Exercise instructions: Please give the listing again, word for word, with nothing left out.

[start of Records for the exercise]

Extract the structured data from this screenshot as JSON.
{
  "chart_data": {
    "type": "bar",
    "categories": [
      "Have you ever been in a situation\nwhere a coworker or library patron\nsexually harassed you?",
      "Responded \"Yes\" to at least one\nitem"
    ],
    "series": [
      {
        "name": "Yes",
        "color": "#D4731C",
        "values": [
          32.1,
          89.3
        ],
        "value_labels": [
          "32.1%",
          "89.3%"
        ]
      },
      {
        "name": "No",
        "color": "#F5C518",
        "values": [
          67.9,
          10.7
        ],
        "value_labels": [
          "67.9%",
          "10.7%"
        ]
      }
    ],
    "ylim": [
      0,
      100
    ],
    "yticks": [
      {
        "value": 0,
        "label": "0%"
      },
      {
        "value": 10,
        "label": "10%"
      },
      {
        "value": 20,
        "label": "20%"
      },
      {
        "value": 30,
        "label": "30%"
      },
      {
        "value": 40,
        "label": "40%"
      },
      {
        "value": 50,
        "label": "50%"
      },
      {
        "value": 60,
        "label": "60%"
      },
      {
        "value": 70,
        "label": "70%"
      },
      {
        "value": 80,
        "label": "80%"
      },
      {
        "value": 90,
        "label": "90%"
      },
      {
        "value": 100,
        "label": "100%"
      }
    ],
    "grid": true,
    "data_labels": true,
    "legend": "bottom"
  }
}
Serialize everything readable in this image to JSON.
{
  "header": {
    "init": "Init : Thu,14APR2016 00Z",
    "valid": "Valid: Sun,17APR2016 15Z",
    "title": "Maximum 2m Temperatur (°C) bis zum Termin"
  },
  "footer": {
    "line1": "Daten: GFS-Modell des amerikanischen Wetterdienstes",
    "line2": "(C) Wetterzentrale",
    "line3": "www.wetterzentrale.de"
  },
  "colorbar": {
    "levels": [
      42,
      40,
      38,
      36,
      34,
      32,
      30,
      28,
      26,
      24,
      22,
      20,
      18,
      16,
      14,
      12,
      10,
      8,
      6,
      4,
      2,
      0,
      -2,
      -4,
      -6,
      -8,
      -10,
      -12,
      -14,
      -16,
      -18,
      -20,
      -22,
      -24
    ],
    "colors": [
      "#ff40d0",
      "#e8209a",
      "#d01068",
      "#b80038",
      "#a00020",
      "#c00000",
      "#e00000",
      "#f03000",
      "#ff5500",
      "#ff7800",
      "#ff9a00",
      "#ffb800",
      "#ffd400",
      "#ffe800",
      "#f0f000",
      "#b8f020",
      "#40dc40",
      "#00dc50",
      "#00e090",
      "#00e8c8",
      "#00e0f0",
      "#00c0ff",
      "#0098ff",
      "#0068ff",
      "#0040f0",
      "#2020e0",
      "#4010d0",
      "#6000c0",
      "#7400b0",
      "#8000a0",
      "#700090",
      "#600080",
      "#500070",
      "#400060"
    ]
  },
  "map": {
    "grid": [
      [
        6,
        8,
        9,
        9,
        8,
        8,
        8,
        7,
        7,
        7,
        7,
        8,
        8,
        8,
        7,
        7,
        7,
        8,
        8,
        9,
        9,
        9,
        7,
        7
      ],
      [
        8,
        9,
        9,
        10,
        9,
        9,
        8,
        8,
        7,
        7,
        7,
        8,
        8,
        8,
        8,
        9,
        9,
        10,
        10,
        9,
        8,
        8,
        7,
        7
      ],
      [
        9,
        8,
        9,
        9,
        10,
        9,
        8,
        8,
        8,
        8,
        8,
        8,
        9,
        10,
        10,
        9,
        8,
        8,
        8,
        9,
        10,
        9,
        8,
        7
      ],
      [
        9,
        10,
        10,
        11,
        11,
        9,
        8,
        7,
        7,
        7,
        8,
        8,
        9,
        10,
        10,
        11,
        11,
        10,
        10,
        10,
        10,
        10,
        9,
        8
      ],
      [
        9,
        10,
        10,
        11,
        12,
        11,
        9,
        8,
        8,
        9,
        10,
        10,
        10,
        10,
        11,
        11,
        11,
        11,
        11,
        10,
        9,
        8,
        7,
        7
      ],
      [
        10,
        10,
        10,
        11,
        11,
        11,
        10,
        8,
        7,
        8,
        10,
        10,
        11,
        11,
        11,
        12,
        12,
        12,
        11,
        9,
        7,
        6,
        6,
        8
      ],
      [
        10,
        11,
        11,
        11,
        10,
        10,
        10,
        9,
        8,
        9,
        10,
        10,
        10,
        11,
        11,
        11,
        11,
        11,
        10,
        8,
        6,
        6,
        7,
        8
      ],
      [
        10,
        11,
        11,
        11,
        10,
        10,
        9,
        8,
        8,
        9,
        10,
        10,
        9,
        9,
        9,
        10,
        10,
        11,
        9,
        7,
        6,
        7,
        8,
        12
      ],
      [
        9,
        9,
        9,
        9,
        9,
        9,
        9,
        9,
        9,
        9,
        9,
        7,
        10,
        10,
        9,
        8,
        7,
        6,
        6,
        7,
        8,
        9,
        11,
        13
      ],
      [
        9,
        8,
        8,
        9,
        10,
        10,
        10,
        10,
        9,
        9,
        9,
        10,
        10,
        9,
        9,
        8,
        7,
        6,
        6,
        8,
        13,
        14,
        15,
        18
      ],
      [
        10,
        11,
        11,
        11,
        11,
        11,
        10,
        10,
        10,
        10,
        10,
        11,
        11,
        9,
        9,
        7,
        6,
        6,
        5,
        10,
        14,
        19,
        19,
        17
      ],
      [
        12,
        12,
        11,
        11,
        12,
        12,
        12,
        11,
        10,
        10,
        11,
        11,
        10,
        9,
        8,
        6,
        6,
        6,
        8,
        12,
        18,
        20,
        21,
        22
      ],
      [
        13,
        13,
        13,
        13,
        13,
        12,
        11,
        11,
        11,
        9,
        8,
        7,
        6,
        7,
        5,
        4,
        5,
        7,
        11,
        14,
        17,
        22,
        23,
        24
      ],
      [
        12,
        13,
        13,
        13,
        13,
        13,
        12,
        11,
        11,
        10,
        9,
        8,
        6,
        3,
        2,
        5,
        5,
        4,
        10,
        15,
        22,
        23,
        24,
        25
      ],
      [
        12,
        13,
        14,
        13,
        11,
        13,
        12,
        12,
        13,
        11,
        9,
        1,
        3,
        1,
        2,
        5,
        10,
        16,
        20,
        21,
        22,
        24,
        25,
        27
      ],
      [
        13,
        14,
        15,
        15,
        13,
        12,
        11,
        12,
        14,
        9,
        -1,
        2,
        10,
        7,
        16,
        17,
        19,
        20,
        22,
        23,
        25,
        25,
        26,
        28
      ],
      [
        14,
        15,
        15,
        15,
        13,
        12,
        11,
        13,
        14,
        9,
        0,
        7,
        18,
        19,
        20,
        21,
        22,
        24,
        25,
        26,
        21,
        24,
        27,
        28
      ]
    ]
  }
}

[end of Records for the exercise]

Problem solution:
Extract the structured data from this screenshot as JSON.
{
  "chart_data": {
    "type": "bar",
    "categories": [
      "Have you ever been in a situation\nwhere a coworker or library patron\nsexually harassed you?",
      "Responded \"Yes\" to at least one\nitem"
    ],
    "series": [
      {
        "name": "Yes",
        "color": "#D4731C",
        "values": [
          32.1,
          89.3
        ],
        "value_labels": [
          "32.1%",
          "89.3%"
        ]
      },
      {
        "name": "No",
        "color": "#F5C518",
        "values": [
          67.9,
          10.7
        ],
        "value_labels": [
          "67.9%",
          "10.7%"
        ]
      }
    ],
    "ylim": [
      0,
      100
    ],
    "yticks": [
      {
        "value": 0,
        "label": "0%"
      },
      {
        "value": 10,
        "label": "10%"
      },
      {
        "value": 20,
        "label": "20%"
      },
      {
        "value": 30,
        "label": "30%"
      },
      {
        "value": 40,
        "label": "40%"
      },
      {
        "value": 50,
        "label": "50%"
      },
      {
        "value": 60,
        "label": "60%"
      },
      {
        "value": 70,
        "label": "70%"
      },
      {
        "value": 80,
        "label": "80%"
      },
      {
        "value": 90,
        "label": "90%"
      },
      {
        "value": 100,
        "label": "100%"
      }
    ],
    "grid": true,
    "data_labels": true,
    "legend": "bottom"
  }
}
Serialize everything readable in this image to JSON.
{
  "header": {
    "init": "Init : Thu,14APR2016 00Z",
    "valid": "Valid: Sun,17APR2016 15Z",
    "title": "Maximum 2m Temperatur (°C) bis zum Termin"
  },
  "footer": {
    "line1": "Daten: GFS-Modell des amerikanischen Wetterdienstes",
    "line2": "(C) Wetterzentrale",
    "line3": "www.wetterzentrale.de"
  },
  "colorbar": {
    "levels": [
      42,
      40,
      38,
      36,
      34,
      32,
      30,
      28,
      26,
      24,
      22,
      20,
      18,
      16,
      14,
      12,
      10,
      8,
      6,
      4,
      2,
      0,
      -2,
      -4,
      -6,
      -8,
      -10,
      -12,
      -14,
      -16,
      -18,
      -20,
      -22,
      -24
    ],
    "colors": [
      "#ff40d0",
      "#e8209a",
      "#d01068",
      "#b80038",
      "#a00020",
      "#c00000",
      "#e00000",
      "#f03000",
      "#ff5500",
      "#ff7800",
      "#ff9a00",
      "#ffb800",
      "#ffd400",
      "#ffe800",
      "#f0f000",
      "#b8f020",
      "#40dc40",
      "#00dc50",
      "#00e090",
      "#00e8c8",
      "#00e0f0",
      "#00c0ff",
      "#0098ff",
      "#0068ff",
      "#0040f0",
      "#2020e0",
      "#4010d0",
      "#6000c0",
      "#7400b0",
      "#8000a0",
      "#700090",
      "#600080",
      "#500070",
      "#400060"
    ]
  },
  "map": {
    "grid": [
      [
        6,
        8,
        9,
        9,
        8,
        8,
        8,
        7,
        7,
        7,
        7,
        8,
        8,
        8,
        7,
        7,
        7,
        8,
        8,
        9,
        9,
        9,
        7,
        7
      ],
      [
        8,
        9,
        9,
        10,
        9,
        9,
        8,
        8,
        7,
        7,
        7,
        8,
        8,
        8,
        8,
        9,
        9,
        10,
        10,
        9,
        8,
        8,
        7,
        7
      ],
      [
        9,
        8,
        9,
        9,
        10,
        9,
        8,
        8,
        8,
        8,
        8,
        8,
        9,
        10,
        10,
        9,
        8,
        8,
        8,
        9,
        10,
        9,
        8,
        7
      ],
      [
        9,
        10,
        10,
        11,
        11,
        9,
        8,
        7,
        7,
        7,
        8,
        8,
        9,
        10,
        10,
        11,
        11,
        10,
        10,
        10,
        10,
        10,
        9,
        8
      ],
      [
        9,
        10,
        10,
        11,
        12,
        11,
        9,
        8,
        8,
        9,
        10,
        10,
        10,
        10,
        11,
        11,
        11,
        11,
        11,
        10,
        9,
        8,
        7,
        7
      ],
      [
        10,
        10,
        10,
        11,
        11,
        11,
        10,
        8,
        7,
        8,
        10,
        10,
        11,
        11,
        11,
        12,
        12,
        12,
        11,
        9,
        7,
        6,
        6,
        8
      ],
      [
        10,
        11,
        11,
        11,
        10,
        10,
        10,
        9,
        8,
        9,
        10,
        10,
        10,
        11,
        11,
        11,
        11,
        11,
        10,
        8,
        6,
        6,
        7,
        8
      ],
      [
        10,
        11,
        11,
        11,
        10,
        10,
        9,
        8,
        8,
        9,
        10,
        10,
        9,
        9,
        9,
        10,
        10,
        11,
        9,
        7,
        6,
        7,
        8,
        12
      ],
      [
        9,
        9,
        9,
        9,
        9,
        9,
        9,
        9,
        9,
        9,
        9,
        7,
        10,
        10,
        9,
        8,
        7,
        6,
        6,
        7,
        8,
        9,
        11,
        13
      ],
      [
        9,
        8,
        8,
        9,
        10,
        10,
        10,
        10,
        9,
        9,
        9,
        10,
        10,
        9,
        9,
        8,
        7,
        6,
        6,
        8,
        13,
        14,
        15,
        18
      ],
      [
        10,
        11,
        11,
        11,
        11,
        11,
        10,
        10,
        10,
        10,
        10,
        11,
        11,
        9,
        9,
        7,
        6,
        6,
        5,
        10,
        14,
        19,
        19,
        17
      ],
      [
        12,
        12,
        11,
        11,
        12,
        12,
        12,
        11,
        10,
        10,
        11,
        11,
        10,
        9,
        8,
        6,
        6,
        6,
        8,
        12,
        18,
        20,
        21,
        22
      ],
      [
        13,
        13,
        13,
        13,
        13,
        12,
        11,
        11,
        11,
        9,
        8,
        7,
        6,
        7,
        5,
        4,
        5,
        7,
        11,
        14,
        17,
        22,
        23,
        24
      ],
      [
        12,
        13,
        13,
        13,
        13,
        13,
        12,
        11,
        11,
        10,
        9,
        8,
        6,
        3,
        2,
        5,
        5,
        4,
        10,
        15,
        22,
        23,
        24,
        25
      ],
      [
        12,
        13,
        14,
        13,
        11,
        13,
        12,
        12,
        13,
        11,
        9,
        1,
        3,
        1,
        2,
        5,
        10,
        16,
        20,
        21,
        22,
        24,
        25,
        27
      ],
      [
        13,
        14,
        15,
        15,
        13,
        12,
        11,
        12,
        14,
        9,
        -1,
        2,
        10,
        7,
        16,
        17,
        19,
        20,
        22,
        23,
        25,
        25,
        26,
        28
      ],
      [
        14,
        15,
        15,
        15,
        13,
        12,
        11,
        13,
        14,
        9,
        0,
        7,
        18,
        19,
        20,
        21,
        22,
        24,
        25,
        26,
        21,
        24,
        27,
        28
      ]
    ]
  }
}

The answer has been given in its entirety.